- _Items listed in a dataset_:
***

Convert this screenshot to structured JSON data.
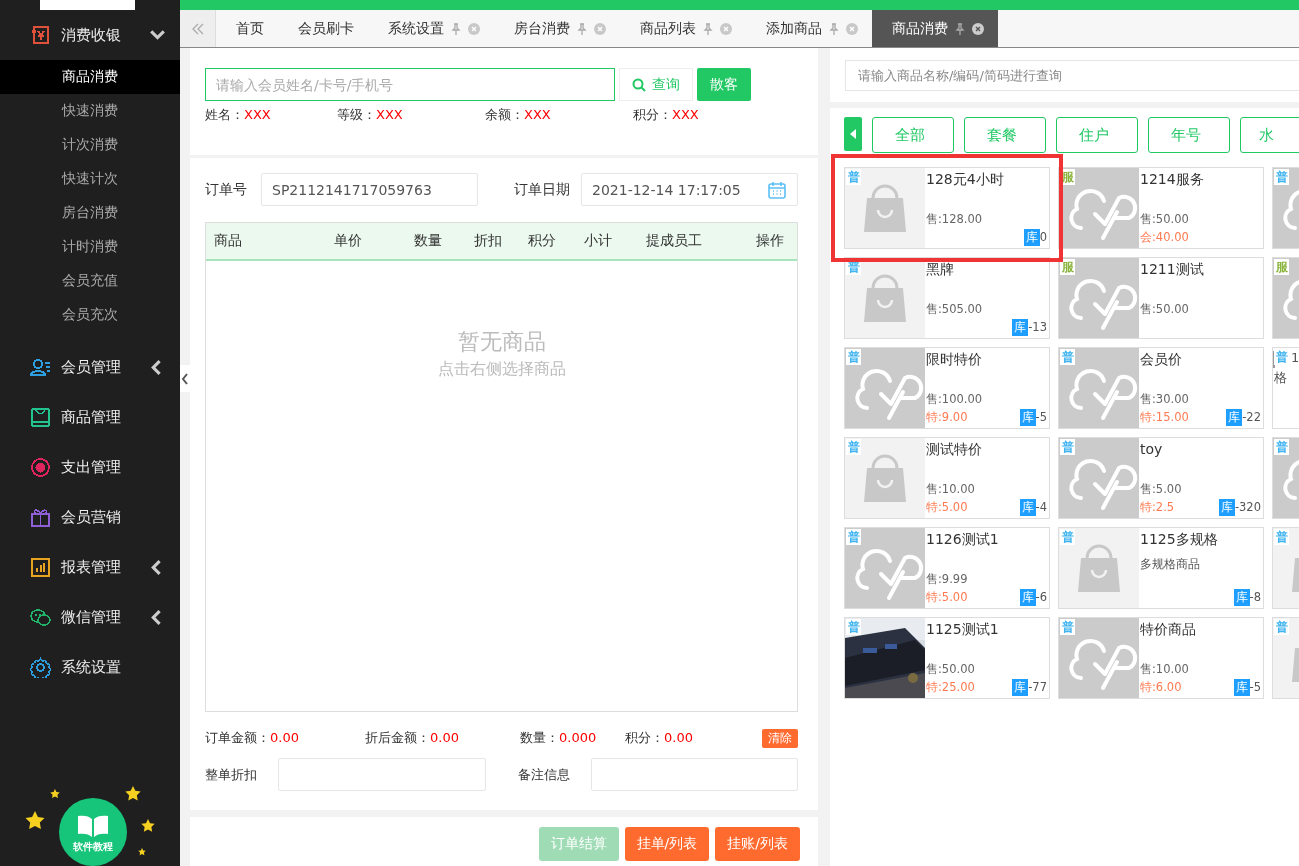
{
  "sidebar": {
    "sections": [
      {
        "label": "消费收银",
        "color": "#e0513c",
        "expanded": true,
        "children": [
          {
            "label": "商品消费",
            "selected": true
          },
          {
            "label": "快速消费",
            "selected": false
          },
          {
            "label": "计次消费",
            "selected": false
          },
          {
            "label": "快速计次",
            "selected": false
          },
          {
            "label": "房台消费",
            "selected": false
          },
          {
            "label": "计时消费",
            "selected": false
          },
          {
            "label": "会员充值",
            "selected": false
          },
          {
            "label": "会员充次",
            "selected": false
          }
        ]
      },
      {
        "label": "会员管理",
        "color": "#2d9fe0",
        "expanded": false
      },
      {
        "label": "商品管理",
        "color": "#22c38e"
      },
      {
        "label": "支出管理",
        "color": "#e0245e"
      },
      {
        "label": "会员营销",
        "color": "#8e5fd6"
      },
      {
        "label": "报表管理",
        "color": "#e8a320",
        "expanded": false
      },
      {
        "label": "微信管理",
        "color": "#1fb46a",
        "expanded": false
      },
      {
        "label": "系统设置",
        "color": "#2d9fe0"
      }
    ],
    "tutorial": "软件教程"
  },
  "tabs": [
    {
      "label": "首页",
      "closable": false,
      "selected": false
    },
    {
      "label": "会员刷卡",
      "closable": false,
      "selected": false
    },
    {
      "label": "系统设置",
      "closable": true,
      "selected": false
    },
    {
      "label": "房台消费",
      "closable": true,
      "selected": false
    },
    {
      "label": "商品列表",
      "closable": true,
      "selected": false
    },
    {
      "label": "添加商品",
      "closable": true,
      "selected": false
    },
    {
      "label": "商品消费",
      "closable": true,
      "selected": true
    }
  ],
  "member": {
    "placeholder": "请输入会员姓名/卡号/手机号",
    "search_button": "查询",
    "guest_button": "散客",
    "info": [
      {
        "label": "姓名：",
        "value": "XXX"
      },
      {
        "label": "等级：",
        "value": "XXX"
      },
      {
        "label": "余额：",
        "value": "XXX"
      },
      {
        "label": "积分：",
        "value": "XXX"
      }
    ]
  },
  "order": {
    "number_label": "订单号",
    "number": "SP2112141717059763",
    "date_label": "订单日期",
    "date": "2021-12-14 17:17:05",
    "columns": [
      "商品",
      "单价",
      "数量",
      "折扣",
      "积分",
      "小计",
      "提成员工",
      "操作"
    ],
    "empty_title": "暂无商品",
    "empty_hint": "点击右侧选择商品",
    "summary": [
      {
        "label": "订单金额：",
        "value": "0.00"
      },
      {
        "label": "折后金额：",
        "value": "0.00"
      },
      {
        "label": "数量：",
        "value": "0.000"
      },
      {
        "label": "积分：",
        "value": "0.00"
      }
    ],
    "clear_button": "清除",
    "discount_label": "整单折扣",
    "remark_label": "备注信息"
  },
  "actions": [
    {
      "label": "订单结算",
      "disabled": true
    },
    {
      "label": "挂单/列表",
      "disabled": false
    },
    {
      "label": "挂账/列表",
      "disabled": false
    }
  ],
  "goods": {
    "placeholder": "请输入商品名称/编码/简码进行查询",
    "categories": [
      "全部",
      "套餐",
      "住户",
      "年号",
      "水"
    ],
    "products": [
      {
        "kind": "bag",
        "tag": "普",
        "color": "#3fb4f0",
        "name": "128元4小时",
        "sale": "售:128.00",
        "stock_label": "库",
        "stock": "0",
        "highlighted": true
      },
      {
        "kind": "cloud",
        "tag": "服",
        "color": "#8ab43c",
        "name": "1214服务",
        "sale": "售:50.00",
        "special": "会:40.00",
        "highlighted": false
      },
      {
        "kind": "cloud",
        "tag": "普",
        "color": "#3fb4f0"
      },
      {
        "kind": "bag",
        "tag": "普",
        "color": "#3fb4f0",
        "name": "黑牌",
        "sale": "售:505.00",
        "stock_label": "库",
        "stock": "-13",
        "highlighted": false
      },
      {
        "kind": "cloud",
        "tag": "服",
        "color": "#8ab43c",
        "name": "1211测试",
        "sale": "售:50.00",
        "highlighted": false
      },
      {
        "kind": "cloud",
        "tag": "服",
        "color": "#8ab43c"
      },
      {
        "kind": "cloud",
        "tag": "普",
        "color": "#3fb4f0",
        "name": "限时特价",
        "sale": "售:100.00",
        "special": "特:9.00",
        "stock_label": "库",
        "stock": "-5",
        "highlighted": false
      },
      {
        "kind": "cloud",
        "tag": "普",
        "color": "#3fb4f0",
        "name": "会员价",
        "sale": "售:30.00",
        "special": "特:15.00",
        "stock_label": "库",
        "stock": "-22",
        "highlighted": false
      },
      {
        "kind": "broken",
        "tag": "普",
        "color": "#3fb4f0",
        "lines": [
          "1",
          "格"
        ]
      },
      {
        "kind": "bag",
        "tag": "普",
        "color": "#3fb4f0",
        "name": "测试特价",
        "sale": "售:10.00",
        "special": "特:5.00",
        "stock_label": "库",
        "stock": "-4",
        "highlighted": false
      },
      {
        "kind": "cloud",
        "tag": "普",
        "color": "#3fb4f0",
        "name": "toy",
        "sale": "售:5.00",
        "special": "特:2.5",
        "stock_label": "库",
        "stock": "-320",
        "highlighted": false
      },
      {
        "kind": "cloud",
        "tag": "普",
        "color": "#3fb4f0"
      },
      {
        "kind": "cloud",
        "tag": "普",
        "color": "#3fb4f0",
        "name": "1126测试1",
        "sale": "售:9.99",
        "special": "特:5.00",
        "stock_label": "库",
        "stock": "-6",
        "highlighted": false
      },
      {
        "kind": "bag",
        "tag": "普",
        "color": "#3fb4f0",
        "name": "1125多规格",
        "note": "多规格商品",
        "stock_label": "库",
        "stock": "-8",
        "highlighted": false
      },
      {
        "kind": "bag",
        "tag": "普",
        "color": "#3fb4f0"
      },
      {
        "tag": "普",
        "color": "#3fb4f0",
        "name": "1125测试1",
        "sale": "售:50.00",
        "special": "特:25.00",
        "stock_label": "库",
        "stock": "-77",
        "highlighted": false
      },
      {
        "kind": "cloud",
        "tag": "普",
        "color": "#3fb4f0",
        "name": "特价商品",
        "sale": "售:10.00",
        "special": "特:6.00",
        "stock_label": "库",
        "stock": "-5",
        "highlighted": false
      },
      {
        "kind": "bag",
        "tag": "普",
        "color": "#3fb4f0"
      }
    ]
  }
}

***

- _Problem requirements_:
Select every line of the material above holding the word "sale" and copy it.

- _Reply_:
        "sale": "售:128.00",
        "sale": "售:50.00",
        "sale": "售:505.00",
        "sale": "售:50.00",
        "sale": "售:100.00",
        "sale": "售:30.00",
        "sale": "售:10.00",
        "sale": "售:5.00",
        "sale": "售:9.99",
        "sale": "售:50.00",
        "sale": "售:10.00",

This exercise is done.